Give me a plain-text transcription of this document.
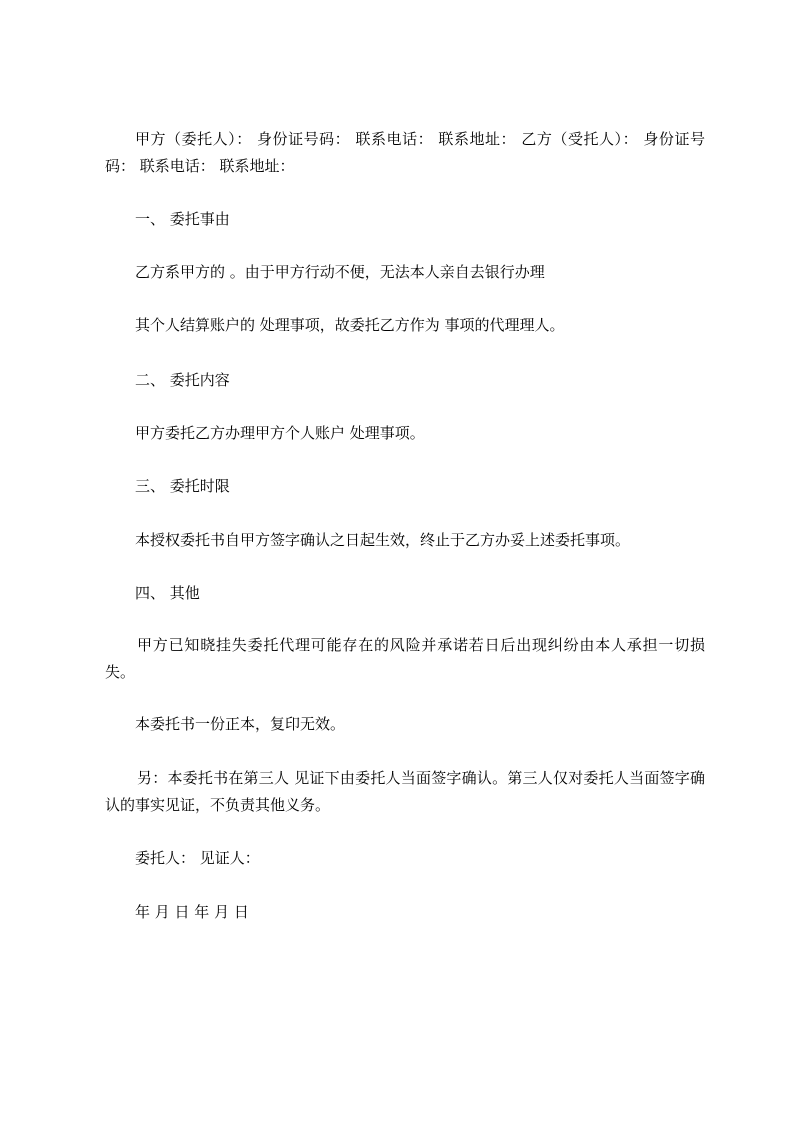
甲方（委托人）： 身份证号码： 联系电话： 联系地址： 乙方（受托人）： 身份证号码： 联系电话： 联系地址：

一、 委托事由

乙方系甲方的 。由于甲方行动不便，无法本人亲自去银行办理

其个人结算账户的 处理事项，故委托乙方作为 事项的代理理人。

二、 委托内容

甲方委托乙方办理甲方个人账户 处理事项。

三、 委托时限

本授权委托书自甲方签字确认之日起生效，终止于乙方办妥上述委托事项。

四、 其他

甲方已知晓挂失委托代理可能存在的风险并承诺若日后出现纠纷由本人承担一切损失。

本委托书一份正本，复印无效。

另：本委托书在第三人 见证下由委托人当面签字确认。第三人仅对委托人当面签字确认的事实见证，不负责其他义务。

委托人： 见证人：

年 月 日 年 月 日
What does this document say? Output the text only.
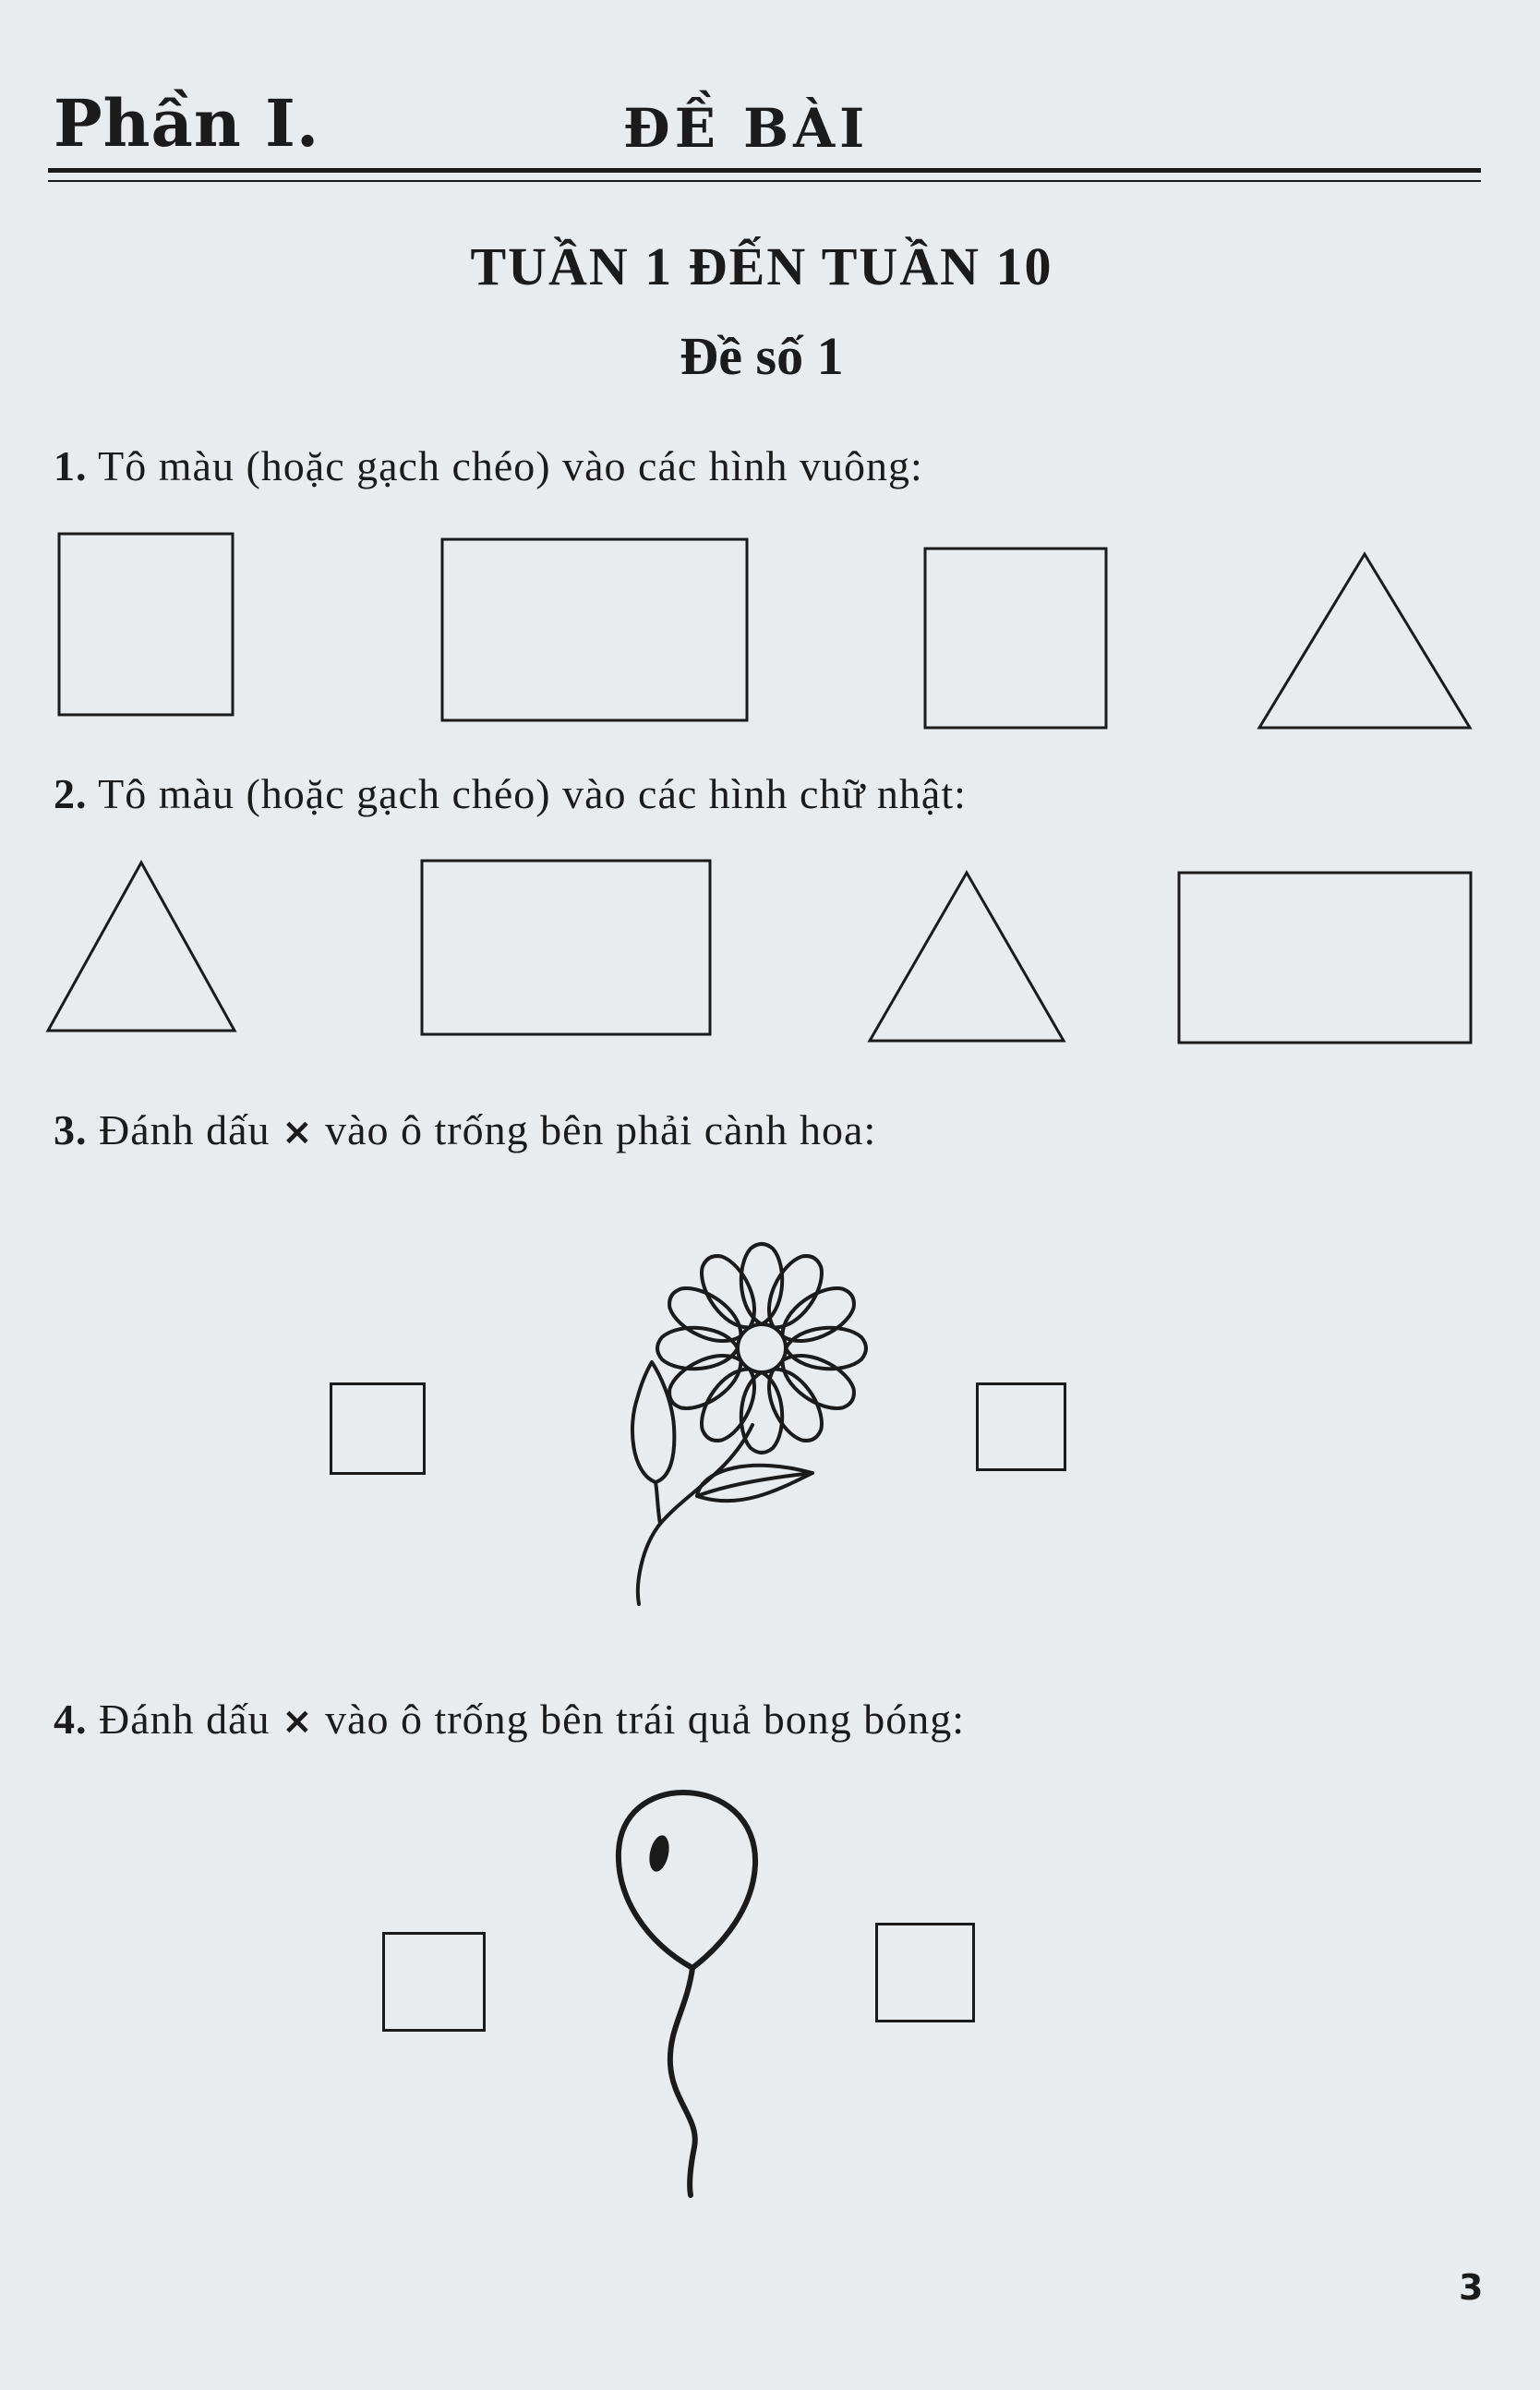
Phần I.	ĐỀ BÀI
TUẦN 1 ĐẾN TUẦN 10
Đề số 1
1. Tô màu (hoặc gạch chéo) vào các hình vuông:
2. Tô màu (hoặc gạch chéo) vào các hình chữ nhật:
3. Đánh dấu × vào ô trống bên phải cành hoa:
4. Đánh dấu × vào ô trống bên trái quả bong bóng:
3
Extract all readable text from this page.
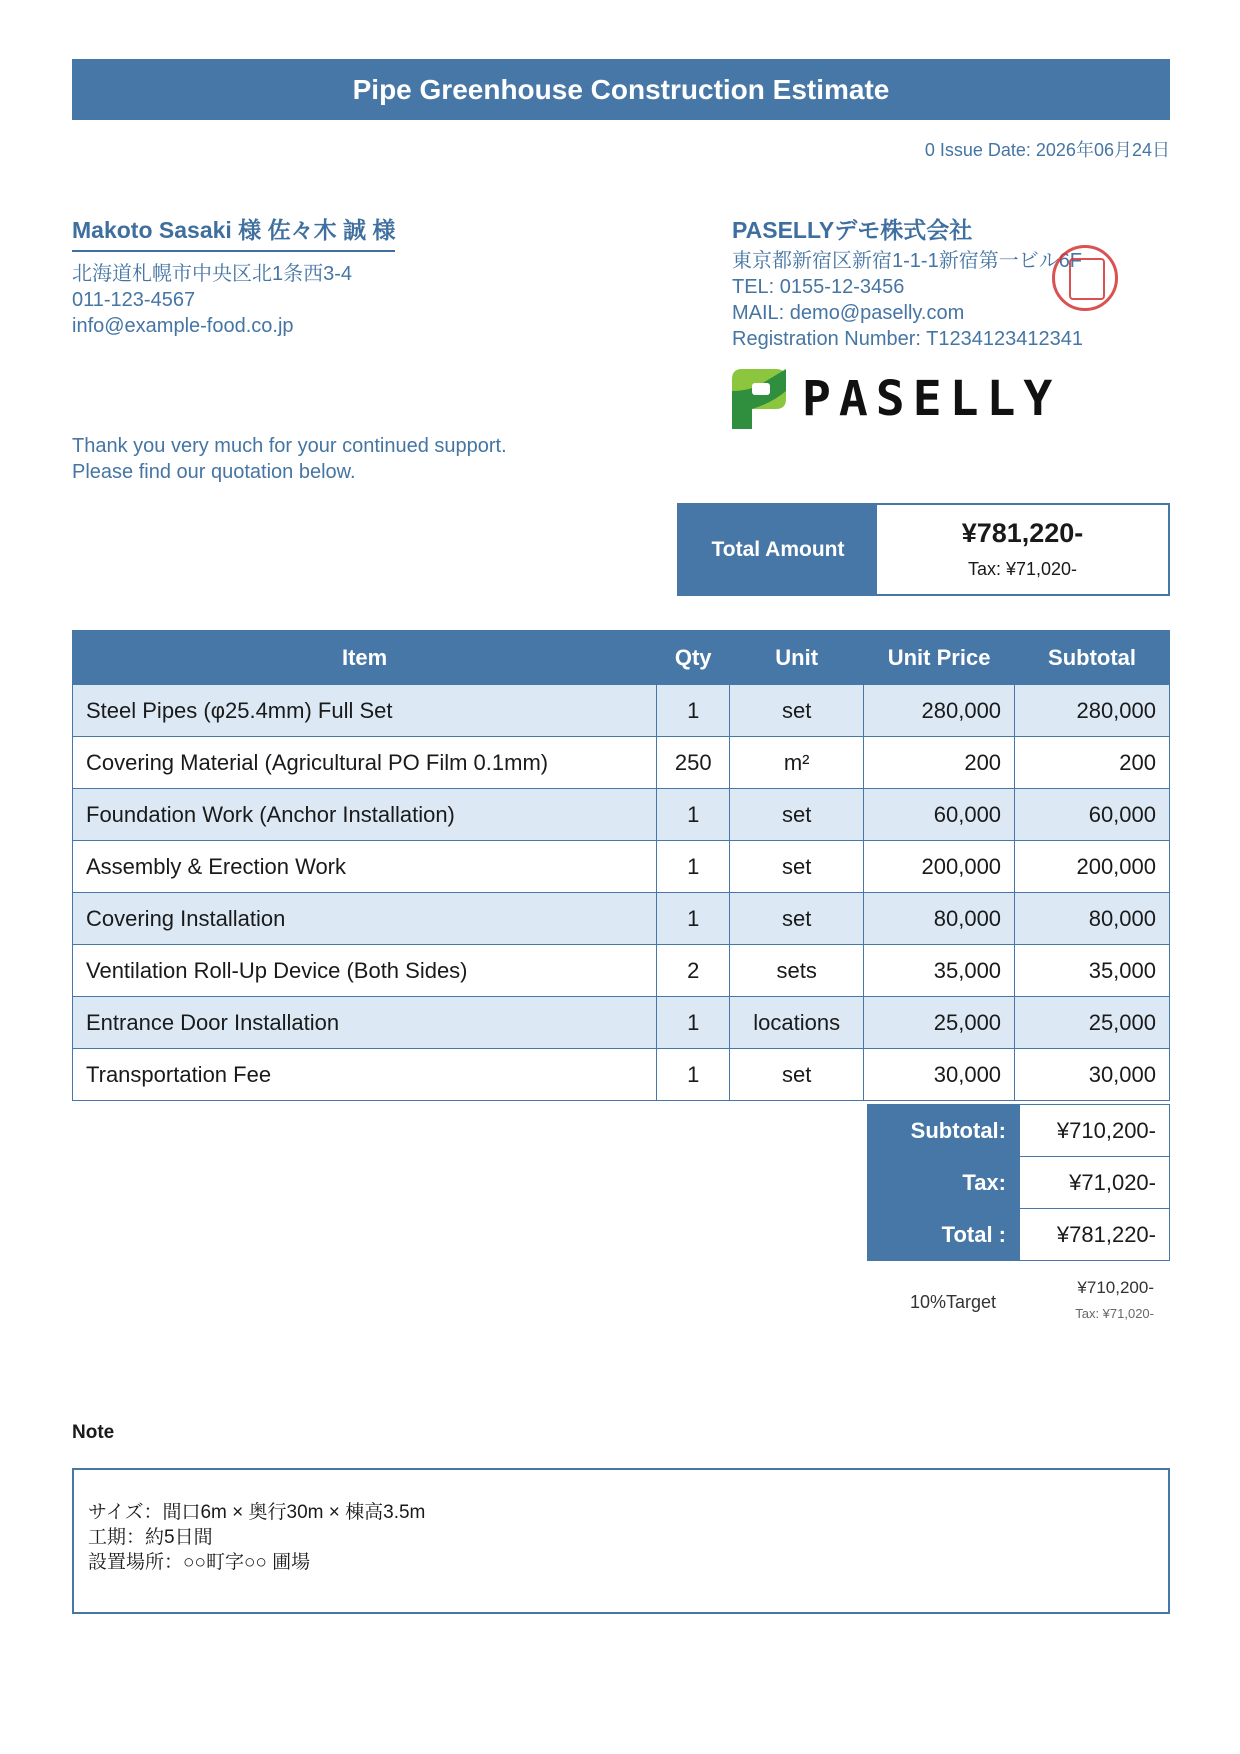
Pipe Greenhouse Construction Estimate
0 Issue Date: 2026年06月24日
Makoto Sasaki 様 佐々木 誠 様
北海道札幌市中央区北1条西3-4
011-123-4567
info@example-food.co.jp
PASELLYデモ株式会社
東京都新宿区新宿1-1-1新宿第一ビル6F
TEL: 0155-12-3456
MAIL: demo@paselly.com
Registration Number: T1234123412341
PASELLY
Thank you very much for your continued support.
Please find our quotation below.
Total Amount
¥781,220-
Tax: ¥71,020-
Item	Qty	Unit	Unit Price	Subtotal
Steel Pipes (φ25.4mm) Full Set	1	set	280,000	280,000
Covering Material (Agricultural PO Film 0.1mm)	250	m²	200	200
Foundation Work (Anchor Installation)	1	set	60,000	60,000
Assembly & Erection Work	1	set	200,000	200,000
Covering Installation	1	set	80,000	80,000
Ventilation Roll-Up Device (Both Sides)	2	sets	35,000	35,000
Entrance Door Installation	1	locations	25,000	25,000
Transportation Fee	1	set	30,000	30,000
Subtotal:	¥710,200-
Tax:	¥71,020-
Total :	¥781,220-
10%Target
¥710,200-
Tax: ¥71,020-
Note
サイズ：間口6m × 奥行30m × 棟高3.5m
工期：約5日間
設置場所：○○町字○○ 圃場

------------

# WHAT THE TASK ASKS
Every line above should be returned word for word, with the pictures left behind.

# TASK OUTPUT
Give me a plain-text transcription of this document.
甲方（委托人）： 身份证号码： 联系电话： 联系地址： 乙方（受托人）： 身份证号码： 联系电话： 联系地址：

一、 委托事由

乙方系甲方的 。由于甲方行动不便，无法本人亲自去银行办理

其个人结算账户的 处理事项，故委托乙方作为 事项的代理理人。

二、 委托内容

甲方委托乙方办理甲方个人账户 处理事项。

三、 委托时限

本授权委托书自甲方签字确认之日起生效，终止于乙方办妥上述委托事项。

四、 其他

甲方已知晓挂失委托代理可能存在的风险并承诺若日后出现纠纷由本人承担一切损失。

本委托书一份正本，复印无效。

另：本委托书在第三人 见证下由委托人当面签字确认。第三人仅对委托人当面签字确认的事实见证，不负责其他义务。

委托人： 见证人：

年 月 日 年 月 日
What does this document say? Output the text only.
Phần I.	ĐỀ BÀI
TUẦN 1 ĐẾN TUẦN 10
Đề số 1
1. Tô màu (hoặc gạch chéo) vào các hình vuông:
2. Tô màu (hoặc gạch chéo) vào các hình chữ nhật:
3. Đánh dấu × vào ô trống bên phải cành hoa:
4. Đánh dấu × vào ô trống bên trái quả bong bóng:
3
Extract all readable text from this page.
Pipe Greenhouse Construction Estimate
0 Issue Date: 2026年06月24日
Makoto Sasaki 様 佐々木 誠 様
北海道札幌市中央区北1条西3-4
011-123-4567
info@example-food.co.jp
PASELLYデモ株式会社
東京都新宿区新宿1-1-1新宿第一ビル6F
TEL: 0155-12-3456
MAIL: demo@paselly.com
Registration Number: T1234123412341
PASELLY
Thank you very much for your continued support.
Please find our quotation below.
Total Amount
¥781,220-
Tax: ¥71,020-
Item	Qty	Unit	Unit Price	Subtotal
Steel Pipes (φ25.4mm) Full Set	1	set	280,000	280,000
Covering Material (Agricultural PO Film 0.1mm)	250	m²	200	200
Foundation Work (Anchor Installation)	1	set	60,000	60,000
Assembly & Erection Work	1	set	200,000	200,000
Covering Installation	1	set	80,000	80,000
Ventilation Roll-Up Device (Both Sides)	2	sets	35,000	35,000
Entrance Door Installation	1	locations	25,000	25,000
Transportation Fee	1	set	30,000	30,000
Subtotal:	¥710,200-
Tax:	¥71,020-
Total :	¥781,220-
10%Target
¥710,200-
Tax: ¥71,020-
Note
サイズ：間口6m × 奥行30m × 棟高3.5m
工期：約5日間
設置場所：○○町字○○ 圃場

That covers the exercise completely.